* **Travail demandé**
Modifiez le passage de l'article compris entre « L’actualité va-t-elle enfin » et « cet enlisement . » inclus : remplacez « estival » par « hivernal », puis donnez le passage ainsi obtenu.

* **Article**

********************

L’actualité va-t-elle enfin nous laisser le temps estival de lectures, de « mises à distance », qui nous aident à penser le temps ou plutôt les temps de ce basculement historique ? Le propre de la période ne serait-il pas justement d’empêcher cette mise à distance ? Alors que le mode « informationnel » dans lequel nous sommes pris, n’engendre qu’une excitation, une manière de feindre la disponibilité qui nous frappe d’inertie ? RAS, rien à signaler, il ne s’est rien passé, une révélation succède à une autre pour des sujets oublieux contraints à notre incapacité d’écoute et d’entendement. Il est paru des livres, dont nous allons tenter de rendre compte, qui nous interpellent sur cet enlisement .
Nous commencerons par vous offrir un chapitre d’un petit fascicule de 122 pages (avec de larges marges) intitulé « la crise dans le récit » (1). Il serait fructueux de le lire en même temps qu’un échange violent autour de l’image : trois auteurs qui s’écharpent autour de « la complaisance esthétique » de l’image et de sa force politique ou au contraire du respect de sa dialectique, de son inachèvement (2). Parce qu’il y a derrière la représentation et son impact politique toujours ce que Walter Benjamin définit comme l’aura, que l’on pourrait réduire au mot authenticité. C’est proche de « vérité » mais l’aura porte la puissance de l’animisme, quand l’intensité du regard, de l’attente, de l’ouverture a transféré dans les choses la puissance de l’être, du vivant, du collectif, de sa force. En quoi alors le besoin de raconter des histoires, de s’ouvrir sur l’inconnu de l’espèce, sa magie devient récit et en quoi le socialisme restitue-t-il la dynamique historique dont le capitalisme a privé le monde, en quoi le matérialisme dialectique et historique est-il plus que le « réalisme », le matérialisme ordinaire ? En quoi, en partant de la nécessité, de la terre, des luttes, de l’acquis matérialiste, retrouve-t-il l’équivalent de cet enchantement, de ce panthéisme merveilleux dont l’individualisme et les eaux glacées du calcul égoïste ont privé l’espèce humaine ? en quoi le nouveau rapport à la nature, aux sciences et aux techniques, le nouvel ordre international, la poussée des peuples peut-elle aller vers l' »aura » non comme un rêve ou un cauchemar mais dans un concret de luttes et d’actes ?
« l’idéalisme, dans sa pratique, n’est rien d’autre que la tromperie sans scrupule et sans réflexion d’un matérialisme… écœurant. » – Karl Marx
Reprenons le résumé de quatrième de couverture de l’opuscule de Byung-Chul Han, La crise dans le récit :
Parmi les besoins essentiels de l’homme, il y a celui de se raconter des histoires. Le récit permet de donner du sens à notre existence et crée du lien social. Or, la saturation actuelle de mots et d’informations a corrompu sa nature en le transformant en un objet mercantile, entraînant notre époque dans une véritable crise narrative. Si le récit s’adresse à la communauté, le storytelling que nous subissons aujourd’hui s’adresse aux consommateurs. L’auteur dénonce dans ce texte stimulant et incisif les maux de l’ère post-narrative, et nous invite à renouer avec le sens du récit.

********************

* **Données fournies**
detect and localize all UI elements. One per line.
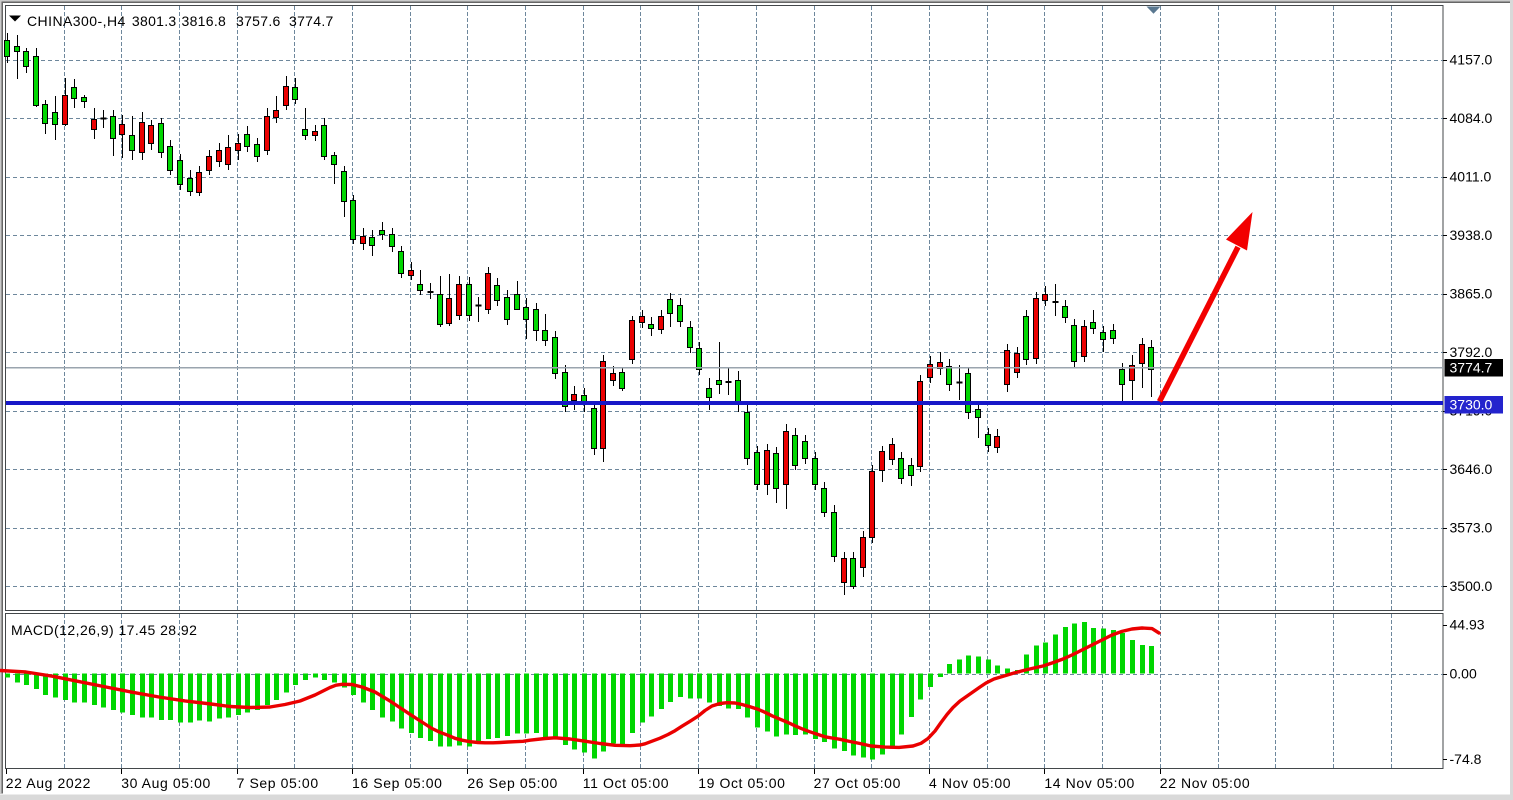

********************

* **Résultat final**
L’actualité va-t-elle enfin nous laisser le temps hivernal de lectures, de « mises à distance », qui nous aident à penser le temps ou plutôt les temps de ce basculement historique ? Le propre de la période ne serait-il pas justement d’empêcher cette mise à distance ? Alors que le mode « informationnel » dans lequel nous sommes pris, n’engendre qu’une excitation, une manière de feindre la disponibilité qui nous frappe d’inertie ? RAS, rien à signaler, il ne s’est rien passé, une révélation succède à une autre pour des sujets oublieux contraints à notre incapacité d’écoute et d’entendement. Il est paru des livres, dont nous allons tenter de rendre compte, qui nous interpellent sur cet enlisement .